Each line of the material below that holds the word "Temperature" needs to be copied.

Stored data
>>>
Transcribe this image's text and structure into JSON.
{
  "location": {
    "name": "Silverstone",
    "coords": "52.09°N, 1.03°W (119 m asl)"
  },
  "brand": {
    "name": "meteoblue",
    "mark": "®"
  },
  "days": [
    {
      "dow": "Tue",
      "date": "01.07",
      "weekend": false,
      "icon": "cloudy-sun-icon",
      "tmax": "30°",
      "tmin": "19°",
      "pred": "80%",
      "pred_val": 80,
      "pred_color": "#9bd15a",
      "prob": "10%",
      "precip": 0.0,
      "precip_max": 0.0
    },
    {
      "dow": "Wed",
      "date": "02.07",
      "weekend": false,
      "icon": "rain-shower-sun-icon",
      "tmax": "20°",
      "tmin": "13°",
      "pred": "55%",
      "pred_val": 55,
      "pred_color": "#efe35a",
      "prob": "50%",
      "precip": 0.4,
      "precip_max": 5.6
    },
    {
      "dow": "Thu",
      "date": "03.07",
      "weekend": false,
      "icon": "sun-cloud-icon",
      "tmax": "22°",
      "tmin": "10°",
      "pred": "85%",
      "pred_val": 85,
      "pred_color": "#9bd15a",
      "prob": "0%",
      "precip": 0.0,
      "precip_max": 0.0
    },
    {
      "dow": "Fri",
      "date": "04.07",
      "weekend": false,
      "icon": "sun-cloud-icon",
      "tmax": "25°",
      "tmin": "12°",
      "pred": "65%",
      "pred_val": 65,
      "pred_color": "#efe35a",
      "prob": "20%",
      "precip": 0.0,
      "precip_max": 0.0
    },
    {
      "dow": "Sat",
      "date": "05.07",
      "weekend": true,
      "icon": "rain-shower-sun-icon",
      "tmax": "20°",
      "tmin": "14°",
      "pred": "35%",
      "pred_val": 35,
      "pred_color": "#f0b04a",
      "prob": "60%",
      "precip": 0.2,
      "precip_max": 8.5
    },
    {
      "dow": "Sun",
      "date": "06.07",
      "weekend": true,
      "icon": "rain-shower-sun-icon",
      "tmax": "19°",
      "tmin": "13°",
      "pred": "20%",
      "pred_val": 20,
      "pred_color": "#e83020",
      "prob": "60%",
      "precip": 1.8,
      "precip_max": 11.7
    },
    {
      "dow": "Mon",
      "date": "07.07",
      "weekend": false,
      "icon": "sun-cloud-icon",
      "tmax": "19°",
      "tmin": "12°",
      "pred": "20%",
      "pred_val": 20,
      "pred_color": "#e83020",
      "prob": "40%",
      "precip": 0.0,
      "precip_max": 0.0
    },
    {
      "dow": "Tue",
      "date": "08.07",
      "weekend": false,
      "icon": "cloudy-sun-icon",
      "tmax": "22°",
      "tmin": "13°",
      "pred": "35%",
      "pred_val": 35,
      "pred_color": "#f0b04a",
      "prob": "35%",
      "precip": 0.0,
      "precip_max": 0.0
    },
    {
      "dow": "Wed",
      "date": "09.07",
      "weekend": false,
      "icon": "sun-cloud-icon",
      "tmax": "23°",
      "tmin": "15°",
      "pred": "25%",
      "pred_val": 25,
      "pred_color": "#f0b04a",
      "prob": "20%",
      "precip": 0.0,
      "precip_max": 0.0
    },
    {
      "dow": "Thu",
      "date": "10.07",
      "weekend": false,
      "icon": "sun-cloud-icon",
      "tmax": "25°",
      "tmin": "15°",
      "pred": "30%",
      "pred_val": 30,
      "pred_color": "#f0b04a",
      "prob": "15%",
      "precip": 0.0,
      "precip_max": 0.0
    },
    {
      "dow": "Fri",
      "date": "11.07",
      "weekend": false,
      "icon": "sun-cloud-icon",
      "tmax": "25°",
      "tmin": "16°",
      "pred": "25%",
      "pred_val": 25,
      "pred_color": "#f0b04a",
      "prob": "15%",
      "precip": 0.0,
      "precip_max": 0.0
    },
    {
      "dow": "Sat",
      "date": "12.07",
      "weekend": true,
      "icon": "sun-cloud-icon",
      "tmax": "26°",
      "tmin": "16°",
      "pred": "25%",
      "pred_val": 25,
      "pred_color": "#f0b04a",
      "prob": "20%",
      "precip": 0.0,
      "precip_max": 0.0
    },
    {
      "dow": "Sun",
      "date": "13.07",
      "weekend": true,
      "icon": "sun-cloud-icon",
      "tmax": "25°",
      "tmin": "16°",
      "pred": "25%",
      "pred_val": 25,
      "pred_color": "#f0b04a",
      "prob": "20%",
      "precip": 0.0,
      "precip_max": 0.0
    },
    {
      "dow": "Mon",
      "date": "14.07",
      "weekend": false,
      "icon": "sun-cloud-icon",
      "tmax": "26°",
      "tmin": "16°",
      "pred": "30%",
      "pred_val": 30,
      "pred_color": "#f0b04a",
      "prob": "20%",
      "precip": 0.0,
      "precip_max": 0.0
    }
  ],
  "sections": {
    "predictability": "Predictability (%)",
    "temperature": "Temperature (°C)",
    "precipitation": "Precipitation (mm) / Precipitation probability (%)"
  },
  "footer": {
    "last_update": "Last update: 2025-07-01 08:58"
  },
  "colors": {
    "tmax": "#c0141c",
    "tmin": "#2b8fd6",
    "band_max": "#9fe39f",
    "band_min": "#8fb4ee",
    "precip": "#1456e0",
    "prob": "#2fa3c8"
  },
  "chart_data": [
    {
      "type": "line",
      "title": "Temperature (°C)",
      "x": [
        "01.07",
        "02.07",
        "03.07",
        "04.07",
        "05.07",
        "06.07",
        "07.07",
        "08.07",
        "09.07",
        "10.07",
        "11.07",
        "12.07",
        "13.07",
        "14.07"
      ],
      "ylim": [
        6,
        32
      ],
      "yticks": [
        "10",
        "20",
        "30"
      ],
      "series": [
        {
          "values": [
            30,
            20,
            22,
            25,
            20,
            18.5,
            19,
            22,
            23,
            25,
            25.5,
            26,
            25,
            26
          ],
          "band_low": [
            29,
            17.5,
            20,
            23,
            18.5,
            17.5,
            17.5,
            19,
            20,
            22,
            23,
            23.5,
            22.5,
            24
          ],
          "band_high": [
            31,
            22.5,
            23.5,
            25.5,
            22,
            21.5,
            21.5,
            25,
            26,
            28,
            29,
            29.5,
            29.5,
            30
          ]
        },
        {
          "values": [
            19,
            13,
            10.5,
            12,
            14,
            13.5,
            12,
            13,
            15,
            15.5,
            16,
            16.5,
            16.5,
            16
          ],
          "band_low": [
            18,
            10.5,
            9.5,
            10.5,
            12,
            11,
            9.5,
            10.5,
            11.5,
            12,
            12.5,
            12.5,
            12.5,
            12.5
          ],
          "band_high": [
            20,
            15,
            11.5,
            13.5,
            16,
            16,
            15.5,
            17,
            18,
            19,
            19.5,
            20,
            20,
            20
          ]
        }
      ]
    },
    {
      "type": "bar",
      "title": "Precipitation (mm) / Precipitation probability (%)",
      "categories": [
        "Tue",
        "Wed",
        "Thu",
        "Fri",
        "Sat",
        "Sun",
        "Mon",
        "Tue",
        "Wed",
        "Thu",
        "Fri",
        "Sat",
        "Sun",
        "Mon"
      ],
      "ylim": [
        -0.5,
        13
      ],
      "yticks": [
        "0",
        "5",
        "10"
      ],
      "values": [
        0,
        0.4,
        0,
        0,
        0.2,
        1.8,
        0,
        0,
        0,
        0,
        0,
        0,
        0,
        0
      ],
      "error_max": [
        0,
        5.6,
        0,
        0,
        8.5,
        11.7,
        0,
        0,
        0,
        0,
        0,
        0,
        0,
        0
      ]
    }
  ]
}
<<<
### SOLUTION FOR THIS TASK
    "temperature": "Temperature (°C)",
      "title": "Temperature (°C)",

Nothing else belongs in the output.